* _Objective_: Look through the material below, count the lines containing the word "impact", and state only the count.

§ §

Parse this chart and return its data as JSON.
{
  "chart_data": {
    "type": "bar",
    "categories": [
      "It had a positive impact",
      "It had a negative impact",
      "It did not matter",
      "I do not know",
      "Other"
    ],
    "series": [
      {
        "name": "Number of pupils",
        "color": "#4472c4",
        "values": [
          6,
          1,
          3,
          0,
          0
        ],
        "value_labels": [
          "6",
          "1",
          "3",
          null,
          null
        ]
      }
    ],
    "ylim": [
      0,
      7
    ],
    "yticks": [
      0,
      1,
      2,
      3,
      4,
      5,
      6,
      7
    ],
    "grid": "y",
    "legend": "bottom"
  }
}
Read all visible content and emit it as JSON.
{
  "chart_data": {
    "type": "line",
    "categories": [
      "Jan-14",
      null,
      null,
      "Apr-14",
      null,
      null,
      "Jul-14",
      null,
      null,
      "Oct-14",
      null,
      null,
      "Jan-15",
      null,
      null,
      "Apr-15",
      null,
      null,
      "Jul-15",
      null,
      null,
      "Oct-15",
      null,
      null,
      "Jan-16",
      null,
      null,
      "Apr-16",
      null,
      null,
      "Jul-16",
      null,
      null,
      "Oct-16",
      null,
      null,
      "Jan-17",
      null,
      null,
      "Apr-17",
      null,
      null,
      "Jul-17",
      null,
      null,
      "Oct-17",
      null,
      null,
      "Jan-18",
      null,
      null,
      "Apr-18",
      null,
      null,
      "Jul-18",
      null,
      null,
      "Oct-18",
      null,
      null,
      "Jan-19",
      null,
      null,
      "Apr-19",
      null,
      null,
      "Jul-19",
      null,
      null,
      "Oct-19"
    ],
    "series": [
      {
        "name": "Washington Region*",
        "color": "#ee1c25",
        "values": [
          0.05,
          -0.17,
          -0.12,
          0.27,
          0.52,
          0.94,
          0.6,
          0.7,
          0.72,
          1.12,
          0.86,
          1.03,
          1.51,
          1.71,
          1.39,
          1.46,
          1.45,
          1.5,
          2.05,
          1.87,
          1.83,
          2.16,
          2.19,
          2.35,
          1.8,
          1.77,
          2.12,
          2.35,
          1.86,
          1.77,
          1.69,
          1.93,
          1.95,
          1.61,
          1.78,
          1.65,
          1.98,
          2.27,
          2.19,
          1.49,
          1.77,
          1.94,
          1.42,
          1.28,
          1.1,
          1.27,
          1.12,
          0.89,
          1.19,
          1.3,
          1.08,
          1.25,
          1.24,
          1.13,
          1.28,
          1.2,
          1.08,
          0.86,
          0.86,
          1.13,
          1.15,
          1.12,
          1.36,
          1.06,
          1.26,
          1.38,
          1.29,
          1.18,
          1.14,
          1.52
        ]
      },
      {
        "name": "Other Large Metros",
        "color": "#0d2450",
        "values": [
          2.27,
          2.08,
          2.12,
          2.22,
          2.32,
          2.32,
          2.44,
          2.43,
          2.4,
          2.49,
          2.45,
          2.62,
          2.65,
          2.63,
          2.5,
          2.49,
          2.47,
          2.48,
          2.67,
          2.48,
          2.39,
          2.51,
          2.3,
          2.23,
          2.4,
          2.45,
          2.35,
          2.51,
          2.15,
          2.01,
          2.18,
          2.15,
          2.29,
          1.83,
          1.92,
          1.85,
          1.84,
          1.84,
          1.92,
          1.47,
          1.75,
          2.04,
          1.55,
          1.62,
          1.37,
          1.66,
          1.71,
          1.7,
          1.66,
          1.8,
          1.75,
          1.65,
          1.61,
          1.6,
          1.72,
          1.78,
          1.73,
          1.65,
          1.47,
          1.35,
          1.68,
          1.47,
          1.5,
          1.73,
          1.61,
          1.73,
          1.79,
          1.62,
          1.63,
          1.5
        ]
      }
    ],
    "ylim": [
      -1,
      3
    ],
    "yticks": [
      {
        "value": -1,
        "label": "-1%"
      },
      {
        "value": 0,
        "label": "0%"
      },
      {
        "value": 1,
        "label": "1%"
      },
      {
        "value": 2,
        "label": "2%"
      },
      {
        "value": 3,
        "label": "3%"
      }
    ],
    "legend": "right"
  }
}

§ §

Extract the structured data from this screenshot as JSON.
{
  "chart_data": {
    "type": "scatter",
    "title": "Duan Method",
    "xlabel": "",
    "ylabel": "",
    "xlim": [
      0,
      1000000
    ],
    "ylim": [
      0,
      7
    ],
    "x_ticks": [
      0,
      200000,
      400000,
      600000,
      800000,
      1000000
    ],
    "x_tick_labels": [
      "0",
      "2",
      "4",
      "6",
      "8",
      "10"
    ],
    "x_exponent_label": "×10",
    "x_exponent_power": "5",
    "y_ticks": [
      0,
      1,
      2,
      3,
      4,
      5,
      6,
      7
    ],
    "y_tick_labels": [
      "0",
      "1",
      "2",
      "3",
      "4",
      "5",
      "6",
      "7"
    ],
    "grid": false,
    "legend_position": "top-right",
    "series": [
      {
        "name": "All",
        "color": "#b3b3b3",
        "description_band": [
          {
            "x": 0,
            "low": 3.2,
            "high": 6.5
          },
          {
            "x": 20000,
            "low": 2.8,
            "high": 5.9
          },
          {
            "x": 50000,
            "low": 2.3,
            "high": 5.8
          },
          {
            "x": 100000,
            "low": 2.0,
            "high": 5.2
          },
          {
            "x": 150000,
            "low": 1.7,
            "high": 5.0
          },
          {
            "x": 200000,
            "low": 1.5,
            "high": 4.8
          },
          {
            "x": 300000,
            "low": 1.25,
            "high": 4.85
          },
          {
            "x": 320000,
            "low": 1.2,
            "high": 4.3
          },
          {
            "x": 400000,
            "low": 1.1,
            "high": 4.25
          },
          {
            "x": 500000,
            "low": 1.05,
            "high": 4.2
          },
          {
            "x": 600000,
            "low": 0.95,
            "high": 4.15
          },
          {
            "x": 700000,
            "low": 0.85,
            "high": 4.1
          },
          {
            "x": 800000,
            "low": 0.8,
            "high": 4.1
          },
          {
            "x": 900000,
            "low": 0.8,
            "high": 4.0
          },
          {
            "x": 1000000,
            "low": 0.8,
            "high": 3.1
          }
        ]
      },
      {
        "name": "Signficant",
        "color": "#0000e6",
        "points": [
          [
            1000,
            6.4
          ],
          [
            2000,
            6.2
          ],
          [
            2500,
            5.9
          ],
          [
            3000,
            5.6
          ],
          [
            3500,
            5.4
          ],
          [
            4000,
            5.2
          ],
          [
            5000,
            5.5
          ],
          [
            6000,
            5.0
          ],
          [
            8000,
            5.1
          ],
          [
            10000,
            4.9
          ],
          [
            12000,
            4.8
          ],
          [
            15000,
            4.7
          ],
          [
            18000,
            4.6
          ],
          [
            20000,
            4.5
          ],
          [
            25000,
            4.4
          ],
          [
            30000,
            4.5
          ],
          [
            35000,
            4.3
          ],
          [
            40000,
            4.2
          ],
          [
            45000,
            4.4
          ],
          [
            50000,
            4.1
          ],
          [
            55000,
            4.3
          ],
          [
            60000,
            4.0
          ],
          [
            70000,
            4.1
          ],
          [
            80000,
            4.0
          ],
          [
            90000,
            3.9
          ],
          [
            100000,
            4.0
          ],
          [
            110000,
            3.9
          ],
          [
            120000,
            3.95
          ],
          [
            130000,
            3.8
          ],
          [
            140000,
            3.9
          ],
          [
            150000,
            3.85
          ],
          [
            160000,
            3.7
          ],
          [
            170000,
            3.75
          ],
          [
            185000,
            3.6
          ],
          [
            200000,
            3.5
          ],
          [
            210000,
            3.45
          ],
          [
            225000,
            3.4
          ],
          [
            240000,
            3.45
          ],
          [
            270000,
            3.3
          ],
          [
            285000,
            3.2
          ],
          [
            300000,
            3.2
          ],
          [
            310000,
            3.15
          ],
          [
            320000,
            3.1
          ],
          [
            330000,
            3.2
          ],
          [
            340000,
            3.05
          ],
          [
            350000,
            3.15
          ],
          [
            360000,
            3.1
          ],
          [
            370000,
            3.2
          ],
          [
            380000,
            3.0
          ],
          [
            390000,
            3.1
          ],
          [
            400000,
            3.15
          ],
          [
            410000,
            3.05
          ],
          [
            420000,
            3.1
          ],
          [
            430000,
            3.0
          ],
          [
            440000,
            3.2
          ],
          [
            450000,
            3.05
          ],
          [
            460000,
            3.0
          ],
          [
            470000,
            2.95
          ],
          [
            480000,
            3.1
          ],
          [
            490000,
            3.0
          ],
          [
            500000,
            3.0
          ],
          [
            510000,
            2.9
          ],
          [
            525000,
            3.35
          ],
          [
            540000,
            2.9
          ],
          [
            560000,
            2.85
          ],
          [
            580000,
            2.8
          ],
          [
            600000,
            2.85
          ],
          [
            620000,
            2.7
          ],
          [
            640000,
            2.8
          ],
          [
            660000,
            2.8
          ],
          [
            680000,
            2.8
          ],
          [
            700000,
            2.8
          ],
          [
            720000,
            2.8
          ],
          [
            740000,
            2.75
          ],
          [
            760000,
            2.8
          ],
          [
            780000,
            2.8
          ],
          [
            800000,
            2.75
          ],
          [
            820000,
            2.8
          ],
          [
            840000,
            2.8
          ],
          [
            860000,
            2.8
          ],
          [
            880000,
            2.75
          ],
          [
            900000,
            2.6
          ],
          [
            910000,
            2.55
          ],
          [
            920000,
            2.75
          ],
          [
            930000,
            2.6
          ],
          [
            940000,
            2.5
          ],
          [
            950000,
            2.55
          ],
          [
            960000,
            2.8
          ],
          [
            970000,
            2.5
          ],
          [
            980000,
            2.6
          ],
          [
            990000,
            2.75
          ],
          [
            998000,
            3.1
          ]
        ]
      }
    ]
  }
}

§ §

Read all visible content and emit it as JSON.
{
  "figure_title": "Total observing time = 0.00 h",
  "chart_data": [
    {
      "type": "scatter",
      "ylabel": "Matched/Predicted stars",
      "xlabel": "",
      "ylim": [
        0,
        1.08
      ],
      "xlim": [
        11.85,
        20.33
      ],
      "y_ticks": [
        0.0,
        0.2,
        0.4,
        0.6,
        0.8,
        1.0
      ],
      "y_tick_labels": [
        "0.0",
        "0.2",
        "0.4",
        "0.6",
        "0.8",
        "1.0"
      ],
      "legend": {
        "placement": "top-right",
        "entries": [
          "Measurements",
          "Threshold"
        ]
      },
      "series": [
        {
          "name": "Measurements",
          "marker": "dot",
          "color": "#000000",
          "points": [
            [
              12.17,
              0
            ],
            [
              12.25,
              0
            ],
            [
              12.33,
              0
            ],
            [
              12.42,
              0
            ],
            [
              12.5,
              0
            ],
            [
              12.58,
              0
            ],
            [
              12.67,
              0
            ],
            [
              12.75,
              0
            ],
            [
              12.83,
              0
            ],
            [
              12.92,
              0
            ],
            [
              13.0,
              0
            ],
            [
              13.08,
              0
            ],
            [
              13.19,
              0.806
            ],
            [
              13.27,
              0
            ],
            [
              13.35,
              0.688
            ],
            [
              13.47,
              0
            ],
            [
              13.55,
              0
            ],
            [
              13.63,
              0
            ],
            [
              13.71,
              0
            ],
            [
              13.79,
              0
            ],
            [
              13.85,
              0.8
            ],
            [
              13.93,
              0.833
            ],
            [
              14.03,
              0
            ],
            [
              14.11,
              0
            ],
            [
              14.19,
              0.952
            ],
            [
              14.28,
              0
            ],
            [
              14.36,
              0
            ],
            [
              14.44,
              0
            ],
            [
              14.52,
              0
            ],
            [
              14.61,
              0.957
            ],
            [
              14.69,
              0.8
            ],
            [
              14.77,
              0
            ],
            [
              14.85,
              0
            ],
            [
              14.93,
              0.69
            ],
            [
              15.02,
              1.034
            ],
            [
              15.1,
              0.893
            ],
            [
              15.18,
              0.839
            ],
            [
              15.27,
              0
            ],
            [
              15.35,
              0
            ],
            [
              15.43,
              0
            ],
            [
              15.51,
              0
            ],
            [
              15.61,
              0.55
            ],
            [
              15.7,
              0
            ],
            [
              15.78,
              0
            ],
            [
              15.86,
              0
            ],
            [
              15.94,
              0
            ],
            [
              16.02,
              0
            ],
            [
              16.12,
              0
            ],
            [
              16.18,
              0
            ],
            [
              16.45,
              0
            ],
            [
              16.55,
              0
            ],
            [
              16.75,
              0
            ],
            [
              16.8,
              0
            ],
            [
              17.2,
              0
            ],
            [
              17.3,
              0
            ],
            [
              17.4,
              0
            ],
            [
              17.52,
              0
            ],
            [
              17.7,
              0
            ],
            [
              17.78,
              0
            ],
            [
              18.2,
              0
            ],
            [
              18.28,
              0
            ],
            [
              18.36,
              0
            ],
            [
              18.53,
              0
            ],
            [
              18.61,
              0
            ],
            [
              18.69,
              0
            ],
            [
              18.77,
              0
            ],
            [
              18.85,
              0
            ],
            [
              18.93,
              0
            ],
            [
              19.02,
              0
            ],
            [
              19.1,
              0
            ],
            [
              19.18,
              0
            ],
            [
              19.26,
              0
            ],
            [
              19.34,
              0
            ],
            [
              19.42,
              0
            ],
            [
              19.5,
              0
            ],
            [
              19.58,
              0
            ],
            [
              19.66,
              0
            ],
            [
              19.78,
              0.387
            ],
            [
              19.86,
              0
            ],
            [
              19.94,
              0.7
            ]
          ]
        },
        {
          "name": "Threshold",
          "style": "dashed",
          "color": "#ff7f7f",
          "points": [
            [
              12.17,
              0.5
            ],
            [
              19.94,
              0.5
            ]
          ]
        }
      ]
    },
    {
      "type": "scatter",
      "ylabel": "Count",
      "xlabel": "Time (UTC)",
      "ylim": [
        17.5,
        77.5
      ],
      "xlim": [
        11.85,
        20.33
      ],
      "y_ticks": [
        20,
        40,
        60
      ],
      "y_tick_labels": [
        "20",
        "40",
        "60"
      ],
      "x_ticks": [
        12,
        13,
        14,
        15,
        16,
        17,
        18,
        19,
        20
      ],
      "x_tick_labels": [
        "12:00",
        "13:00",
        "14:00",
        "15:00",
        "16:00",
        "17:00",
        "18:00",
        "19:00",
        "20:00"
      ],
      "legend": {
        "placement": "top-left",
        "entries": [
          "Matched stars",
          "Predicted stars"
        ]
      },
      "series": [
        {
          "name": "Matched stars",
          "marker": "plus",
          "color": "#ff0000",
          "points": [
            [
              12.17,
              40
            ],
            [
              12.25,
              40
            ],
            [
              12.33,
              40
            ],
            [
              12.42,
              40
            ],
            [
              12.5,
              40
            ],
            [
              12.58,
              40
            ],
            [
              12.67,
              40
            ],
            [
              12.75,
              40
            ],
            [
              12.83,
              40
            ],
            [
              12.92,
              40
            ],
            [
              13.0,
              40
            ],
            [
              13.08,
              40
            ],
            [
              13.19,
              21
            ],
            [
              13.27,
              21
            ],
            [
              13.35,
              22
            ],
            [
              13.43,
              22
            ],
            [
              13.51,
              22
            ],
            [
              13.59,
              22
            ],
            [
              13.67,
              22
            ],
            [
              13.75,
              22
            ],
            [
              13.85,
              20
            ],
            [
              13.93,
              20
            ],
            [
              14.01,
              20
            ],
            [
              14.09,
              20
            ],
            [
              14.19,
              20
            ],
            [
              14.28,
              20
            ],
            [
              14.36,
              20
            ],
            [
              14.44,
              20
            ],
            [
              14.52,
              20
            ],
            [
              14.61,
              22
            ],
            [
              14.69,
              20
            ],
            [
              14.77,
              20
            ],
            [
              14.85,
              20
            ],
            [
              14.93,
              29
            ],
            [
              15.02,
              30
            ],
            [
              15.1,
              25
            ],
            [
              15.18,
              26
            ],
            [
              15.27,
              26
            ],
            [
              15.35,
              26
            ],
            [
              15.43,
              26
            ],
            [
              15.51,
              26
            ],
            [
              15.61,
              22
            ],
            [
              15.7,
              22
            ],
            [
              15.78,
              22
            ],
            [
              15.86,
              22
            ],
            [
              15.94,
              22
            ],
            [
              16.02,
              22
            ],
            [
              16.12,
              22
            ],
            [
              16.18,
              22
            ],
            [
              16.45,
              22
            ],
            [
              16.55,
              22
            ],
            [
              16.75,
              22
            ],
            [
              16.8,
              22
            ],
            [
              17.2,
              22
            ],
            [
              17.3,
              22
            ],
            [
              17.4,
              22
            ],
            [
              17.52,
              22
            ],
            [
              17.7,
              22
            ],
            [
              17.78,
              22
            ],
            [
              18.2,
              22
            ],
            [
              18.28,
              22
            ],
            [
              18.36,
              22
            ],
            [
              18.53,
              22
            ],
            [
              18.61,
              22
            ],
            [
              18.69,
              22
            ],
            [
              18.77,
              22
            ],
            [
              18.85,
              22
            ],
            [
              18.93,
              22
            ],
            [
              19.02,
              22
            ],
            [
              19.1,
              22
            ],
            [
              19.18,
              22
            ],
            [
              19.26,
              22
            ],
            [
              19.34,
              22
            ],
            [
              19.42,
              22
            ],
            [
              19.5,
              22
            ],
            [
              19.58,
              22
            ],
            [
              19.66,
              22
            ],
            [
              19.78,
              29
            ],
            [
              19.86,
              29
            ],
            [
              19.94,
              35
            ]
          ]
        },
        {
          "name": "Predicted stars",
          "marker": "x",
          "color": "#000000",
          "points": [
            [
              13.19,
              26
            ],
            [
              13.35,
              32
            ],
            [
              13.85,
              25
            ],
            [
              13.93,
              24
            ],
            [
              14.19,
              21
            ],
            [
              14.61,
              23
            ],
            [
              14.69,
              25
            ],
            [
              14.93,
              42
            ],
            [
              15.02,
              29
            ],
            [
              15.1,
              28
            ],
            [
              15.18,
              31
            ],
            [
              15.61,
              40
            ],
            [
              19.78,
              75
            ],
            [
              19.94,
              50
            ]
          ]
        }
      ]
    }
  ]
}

§ §

* _Response below_: 2